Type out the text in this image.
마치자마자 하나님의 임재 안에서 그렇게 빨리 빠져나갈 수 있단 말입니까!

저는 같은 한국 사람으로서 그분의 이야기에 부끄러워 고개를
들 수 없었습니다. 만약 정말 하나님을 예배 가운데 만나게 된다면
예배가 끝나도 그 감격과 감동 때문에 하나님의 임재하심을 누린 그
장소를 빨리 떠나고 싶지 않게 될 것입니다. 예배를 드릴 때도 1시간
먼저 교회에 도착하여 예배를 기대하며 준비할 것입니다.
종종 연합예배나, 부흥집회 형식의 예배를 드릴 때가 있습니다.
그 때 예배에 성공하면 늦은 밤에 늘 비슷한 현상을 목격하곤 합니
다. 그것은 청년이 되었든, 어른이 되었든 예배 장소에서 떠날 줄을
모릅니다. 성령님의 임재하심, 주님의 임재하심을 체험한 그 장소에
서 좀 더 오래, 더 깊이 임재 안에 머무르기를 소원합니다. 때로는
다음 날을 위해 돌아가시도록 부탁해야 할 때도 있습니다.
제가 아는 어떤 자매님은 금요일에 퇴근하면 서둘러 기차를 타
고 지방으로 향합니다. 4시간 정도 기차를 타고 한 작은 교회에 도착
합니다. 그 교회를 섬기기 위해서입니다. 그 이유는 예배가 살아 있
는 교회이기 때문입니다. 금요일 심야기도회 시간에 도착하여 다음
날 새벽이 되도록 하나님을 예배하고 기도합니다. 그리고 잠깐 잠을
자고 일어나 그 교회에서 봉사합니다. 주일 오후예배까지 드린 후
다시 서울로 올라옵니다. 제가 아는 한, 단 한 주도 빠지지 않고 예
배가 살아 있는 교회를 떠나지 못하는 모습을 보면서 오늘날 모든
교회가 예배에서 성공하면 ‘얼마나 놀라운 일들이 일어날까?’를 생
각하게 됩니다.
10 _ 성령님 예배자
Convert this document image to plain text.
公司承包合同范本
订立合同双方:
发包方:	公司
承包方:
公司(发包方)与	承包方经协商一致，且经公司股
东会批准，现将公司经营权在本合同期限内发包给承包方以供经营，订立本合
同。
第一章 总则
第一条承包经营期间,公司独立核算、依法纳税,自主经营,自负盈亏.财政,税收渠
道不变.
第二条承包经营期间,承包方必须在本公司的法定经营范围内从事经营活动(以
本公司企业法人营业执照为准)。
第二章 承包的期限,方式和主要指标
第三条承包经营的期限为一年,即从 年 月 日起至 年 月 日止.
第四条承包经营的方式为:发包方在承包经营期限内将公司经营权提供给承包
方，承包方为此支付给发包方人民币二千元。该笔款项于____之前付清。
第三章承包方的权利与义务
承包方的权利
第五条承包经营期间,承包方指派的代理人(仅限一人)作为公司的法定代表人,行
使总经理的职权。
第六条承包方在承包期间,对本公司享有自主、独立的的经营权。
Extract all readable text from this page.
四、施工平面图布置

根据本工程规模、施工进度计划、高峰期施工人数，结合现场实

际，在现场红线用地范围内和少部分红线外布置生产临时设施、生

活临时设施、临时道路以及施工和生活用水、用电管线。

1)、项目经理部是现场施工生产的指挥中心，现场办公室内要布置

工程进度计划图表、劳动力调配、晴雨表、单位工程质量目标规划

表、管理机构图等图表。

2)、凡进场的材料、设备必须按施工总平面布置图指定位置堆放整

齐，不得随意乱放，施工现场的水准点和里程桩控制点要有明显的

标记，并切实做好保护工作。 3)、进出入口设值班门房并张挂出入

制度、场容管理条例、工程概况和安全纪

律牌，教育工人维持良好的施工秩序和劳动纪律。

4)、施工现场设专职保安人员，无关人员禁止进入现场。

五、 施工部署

····················

**DIRECTION**
Read the data above. Pull out each line in which the string "성공하면" appears.

**TASK SOLUTION**
그 때 예배에 성공하면 늦은 밤에 늘 비슷한 현상을 목격하곤 합니
교회가 예배에서 성공하면 ‘얼마나 놀라운 일들이 일어날까?’를 생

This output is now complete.